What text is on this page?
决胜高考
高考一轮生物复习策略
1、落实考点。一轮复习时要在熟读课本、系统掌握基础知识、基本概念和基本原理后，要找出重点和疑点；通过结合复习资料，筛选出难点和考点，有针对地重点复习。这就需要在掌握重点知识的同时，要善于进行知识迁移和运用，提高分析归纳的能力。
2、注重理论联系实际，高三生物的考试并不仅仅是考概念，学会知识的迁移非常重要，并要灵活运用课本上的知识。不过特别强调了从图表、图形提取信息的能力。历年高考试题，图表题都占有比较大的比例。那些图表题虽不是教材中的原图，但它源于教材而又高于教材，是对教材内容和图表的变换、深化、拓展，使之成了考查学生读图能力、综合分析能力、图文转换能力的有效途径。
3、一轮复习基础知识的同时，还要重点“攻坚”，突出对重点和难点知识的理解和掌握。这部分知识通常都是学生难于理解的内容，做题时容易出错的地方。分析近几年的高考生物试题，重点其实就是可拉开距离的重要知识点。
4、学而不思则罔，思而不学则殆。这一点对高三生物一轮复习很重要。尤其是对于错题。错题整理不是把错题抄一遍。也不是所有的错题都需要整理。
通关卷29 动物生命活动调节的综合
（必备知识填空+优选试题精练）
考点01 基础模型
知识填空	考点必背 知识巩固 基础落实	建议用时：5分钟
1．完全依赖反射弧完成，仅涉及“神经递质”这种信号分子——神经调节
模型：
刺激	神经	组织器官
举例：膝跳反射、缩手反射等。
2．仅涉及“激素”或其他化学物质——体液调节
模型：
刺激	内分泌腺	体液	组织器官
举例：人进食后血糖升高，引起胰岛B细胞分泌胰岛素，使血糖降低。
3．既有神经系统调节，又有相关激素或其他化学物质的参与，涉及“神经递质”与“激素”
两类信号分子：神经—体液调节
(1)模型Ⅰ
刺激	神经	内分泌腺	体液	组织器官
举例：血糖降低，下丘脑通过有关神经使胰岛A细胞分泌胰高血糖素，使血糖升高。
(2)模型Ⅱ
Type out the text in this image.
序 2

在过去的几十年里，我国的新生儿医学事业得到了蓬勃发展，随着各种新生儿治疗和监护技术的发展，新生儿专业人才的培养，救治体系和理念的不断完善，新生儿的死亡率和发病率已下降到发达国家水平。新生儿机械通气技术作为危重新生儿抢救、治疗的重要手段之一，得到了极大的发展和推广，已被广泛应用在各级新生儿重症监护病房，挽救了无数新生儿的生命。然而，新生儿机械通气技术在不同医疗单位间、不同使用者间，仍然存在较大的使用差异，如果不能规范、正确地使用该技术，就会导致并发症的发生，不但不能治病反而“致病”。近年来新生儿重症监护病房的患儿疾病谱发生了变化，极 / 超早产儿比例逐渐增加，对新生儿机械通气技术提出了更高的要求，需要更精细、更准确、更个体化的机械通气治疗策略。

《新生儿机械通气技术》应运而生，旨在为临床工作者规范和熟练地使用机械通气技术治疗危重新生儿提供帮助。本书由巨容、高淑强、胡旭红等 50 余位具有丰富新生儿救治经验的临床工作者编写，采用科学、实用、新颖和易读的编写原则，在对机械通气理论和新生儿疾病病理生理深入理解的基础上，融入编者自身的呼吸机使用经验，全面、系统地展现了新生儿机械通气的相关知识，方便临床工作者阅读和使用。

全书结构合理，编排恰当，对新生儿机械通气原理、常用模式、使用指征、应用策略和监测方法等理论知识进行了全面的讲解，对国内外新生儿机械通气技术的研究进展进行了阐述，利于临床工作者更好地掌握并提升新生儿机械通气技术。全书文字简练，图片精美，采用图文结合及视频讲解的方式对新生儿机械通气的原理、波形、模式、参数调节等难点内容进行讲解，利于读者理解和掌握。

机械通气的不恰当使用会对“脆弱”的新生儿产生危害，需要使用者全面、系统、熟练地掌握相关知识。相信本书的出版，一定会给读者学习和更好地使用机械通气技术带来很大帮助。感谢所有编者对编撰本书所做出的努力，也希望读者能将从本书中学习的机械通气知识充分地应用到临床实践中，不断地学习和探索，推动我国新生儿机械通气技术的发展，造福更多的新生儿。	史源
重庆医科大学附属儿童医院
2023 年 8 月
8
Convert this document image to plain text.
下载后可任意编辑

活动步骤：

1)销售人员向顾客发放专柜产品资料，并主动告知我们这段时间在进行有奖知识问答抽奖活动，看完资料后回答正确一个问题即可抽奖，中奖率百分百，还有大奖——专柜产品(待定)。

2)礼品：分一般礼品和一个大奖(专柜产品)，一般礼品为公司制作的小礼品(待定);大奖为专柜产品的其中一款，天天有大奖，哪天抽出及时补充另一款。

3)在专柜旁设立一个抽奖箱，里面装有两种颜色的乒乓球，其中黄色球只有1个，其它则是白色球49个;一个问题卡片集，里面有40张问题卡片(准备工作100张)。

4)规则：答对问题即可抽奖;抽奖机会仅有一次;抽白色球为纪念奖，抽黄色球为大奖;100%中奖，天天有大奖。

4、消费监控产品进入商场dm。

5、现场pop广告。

#### WHAT IS ASKED
The required output is the exact sequence of lines from the one containing "Type out the text in this image." through the end of the listing, both endpoints included.

#### WORKED SOLUTION
Type out the text in this image.
序 2

在过去的几十年里，我国的新生儿医学事业得到了蓬勃发展，随着各种新生儿治疗和监护技术的发展，新生儿专业人才的培养，救治体系和理念的不断完善，新生儿的死亡率和发病率已下降到发达国家水平。新生儿机械通气技术作为危重新生儿抢救、治疗的重要手段之一，得到了极大的发展和推广，已被广泛应用在各级新生儿重症监护病房，挽救了无数新生儿的生命。然而，新生儿机械通气技术在不同医疗单位间、不同使用者间，仍然存在较大的使用差异，如果不能规范、正确地使用该技术，就会导致并发症的发生，不但不能治病反而“致病”。近年来新生儿重症监护病房的患儿疾病谱发生了变化，极 / 超早产儿比例逐渐增加，对新生儿机械通气技术提出了更高的要求，需要更精细、更准确、更个体化的机械通气治疗策略。

《新生儿机械通气技术》应运而生，旨在为临床工作者规范和熟练地使用机械通气技术治疗危重新生儿提供帮助。本书由巨容、高淑强、胡旭红等 50 余位具有丰富新生儿救治经验的临床工作者编写，采用科学、实用、新颖和易读的编写原则，在对机械通气理论和新生儿疾病病理生理深入理解的基础上，融入编者自身的呼吸机使用经验，全面、系统地展现了新生儿机械通气的相关知识，方便临床工作者阅读和使用。

全书结构合理，编排恰当，对新生儿机械通气原理、常用模式、使用指征、应用策略和监测方法等理论知识进行了全面的讲解，对国内外新生儿机械通气技术的研究进展进行了阐述，利于临床工作者更好地掌握并提升新生儿机械通气技术。全书文字简练，图片精美，采用图文结合及视频讲解的方式对新生儿机械通气的原理、波形、模式、参数调节等难点内容进行讲解，利于读者理解和掌握。

机械通气的不恰当使用会对“脆弱”的新生儿产生危害，需要使用者全面、系统、熟练地掌握相关知识。相信本书的出版，一定会给读者学习和更好地使用机械通气技术带来很大帮助。感谢所有编者对编撰本书所做出的努力，也希望读者能将从本书中学习的机械通气知识充分地应用到临床实践中，不断地学习和探索，推动我国新生儿机械通气技术的发展，造福更多的新生儿。	史源
重庆医科大学附属儿童医院
2023 年 8 月
8
Convert this document image to plain text.
下载后可任意编辑

活动步骤：

1)销售人员向顾客发放专柜产品资料，并主动告知我们这段时间在进行有奖知识问答抽奖活动，看完资料后回答正确一个问题即可抽奖，中奖率百分百，还有大奖——专柜产品(待定)。

2)礼品：分一般礼品和一个大奖(专柜产品)，一般礼品为公司制作的小礼品(待定);大奖为专柜产品的其中一款，天天有大奖，哪天抽出及时补充另一款。

3)在专柜旁设立一个抽奖箱，里面装有两种颜色的乒乓球，其中黄色球只有1个，其它则是白色球49个;一个问题卡片集，里面有40张问题卡片(准备工作100张)。

4)规则：答对问题即可抽奖;抽奖机会仅有一次;抽白色球为纪念奖，抽黄色球为大奖;100%中奖，天天有大奖。

4、消费监控产品进入商场dm。

5、现场pop广告。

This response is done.